Write out every entry precisely as given, leaving the pictures out.

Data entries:
• • • • • • •

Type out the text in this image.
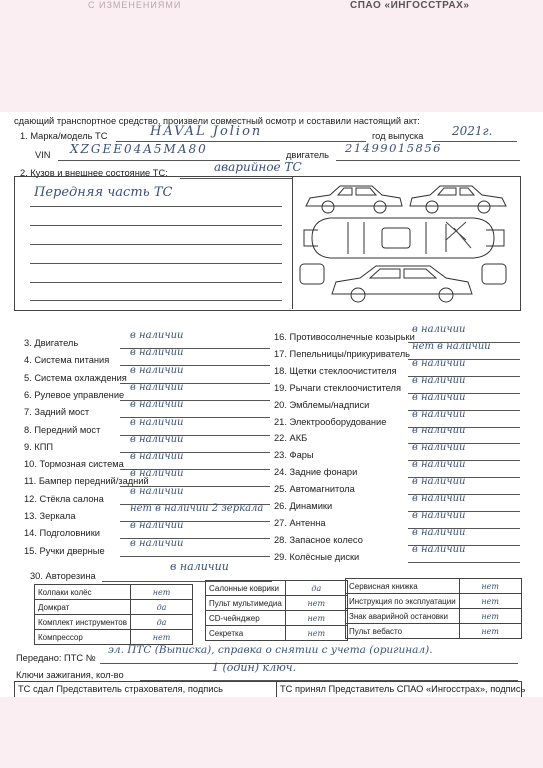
С ИЗМЕНЕНИЯМИ	СПАО «ИНГОССТРАХ»
сдающий транспортное средство, произвели совместный осмотр и составили настоящий акт:
1. Марка/модель ТС	HAVAL Jolion	год выпуска 2021г.
VIN XZGEE04A5MA80	двигатель 21499015856
2. Кузов и внешнее состояние ТС:	аварийное ТС
Передняя часть ТС
3. Двигатель
в наличии
4. Система питания
в наличии
5. Система охлаждения
в наличии
6. Рулевое управление
в наличии
7. Задний мост
в наличии
8. Передний мост
в наличии
9. КПП
в наличии
10. Тормозная система
в наличии
11. Бампер передний/задний
в наличии
12. Стёкла салона
в наличии
13. Зеркала
нет в наличии 2 зеркала
14. Подголовники
в наличии
15. Ручки дверные
в наличии
16. Противосолнечные козырьки
в наличии
17. Пепельницы/прикуриватель
нет в наличии
18. Щетки стеклоочистителя
в наличии
19. Рычаги стеклоочистителя
в наличии
20. Эмблемы/надписи
в наличии
21. Электрооборудование
в наличии
22. АКБ
в наличии
23. Фары
в наличии
24. Задние фонари
в наличии
25. Автомагнитола
в наличии
26. Динамики
в наличии
27. Антенна
в наличии
28. Запасное колесо
в наличии
29. Колёсные диски
в наличии
30. Авторезина
в наличии
Колпаки колёс	нет
Домкрат	да
Комплект инструментов	да
Компрессор	нет
Салонные коврики	да
Пульт мультимедиа	нет
CD-чейнджер	нет
Секретка	нет
Сервисная книжка	нет
Инструкция по эксплуатации	нет
Знак аварийной остановки	нет
Пульт вебасто	нет
Передано: ПТС №
эл. ПТС (Выписка), справка о снятии с учета (оригинал).
Ключи зажигания, кол-во
1 (один) ключ.
ТС сдал Представитель страхователя, подпись	ТС принял Представитель СПАО «Ингосстрах», подпись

• • • • • • •

## Full solution
Type out the text in this image.
С ИЗМЕНЕНИЯМИ	СПАО «ИНГОССТРАХ»
сдающий транспортное средство, произвели совместный осмотр и составили настоящий акт:
1. Марка/модель ТС	HAVAL Jolion	год выпуска 2021г.
VIN XZGEE04A5MA80	двигатель 21499015856
2. Кузов и внешнее состояние ТС:	аварийное ТС
Передняя часть ТС
3. Двигатель
в наличии
4. Система питания
в наличии
5. Система охлаждения
в наличии
6. Рулевое управление
в наличии
7. Задний мост
в наличии
8. Передний мост
в наличии
9. КПП
в наличии
10. Тормозная система
в наличии
11. Бампер передний/задний
в наличии
12. Стёкла салона
в наличии
13. Зеркала
нет в наличии 2 зеркала
14. Подголовники
в наличии
15. Ручки дверные
в наличии
16. Противосолнечные козырьки
в наличии
17. Пепельницы/прикуриватель
нет в наличии
18. Щетки стеклоочистителя
в наличии
19. Рычаги стеклоочистителя
в наличии
20. Эмблемы/надписи
в наличии
21. Электрооборудование
в наличии
22. АКБ
в наличии
23. Фары
в наличии
24. Задние фонари
в наличии
25. Автомагнитола
в наличии
26. Динамики
в наличии
27. Антенна
в наличии
28. Запасное колесо
в наличии
29. Колёсные диски
в наличии
30. Авторезина
в наличии
Колпаки колёс	нет
Домкрат	да
Комплект инструментов	да
Компрессор	нет
Салонные коврики	да
Пульт мультимедиа	нет
CD-чейнджер	нет
Секретка	нет
Сервисная книжка	нет
Инструкция по эксплуатации	нет
Знак аварийной остановки	нет
Пульт вебасто	нет
Передано: ПТС №
эл. ПТС (Выписка), справка о снятии с учета (оригинал).
Ключи зажигания, кол-во
1 (один) ключ.
ТС сдал Представитель страхователя, подпись	ТС принял Представитель СПАО «Ингосстрах», подпись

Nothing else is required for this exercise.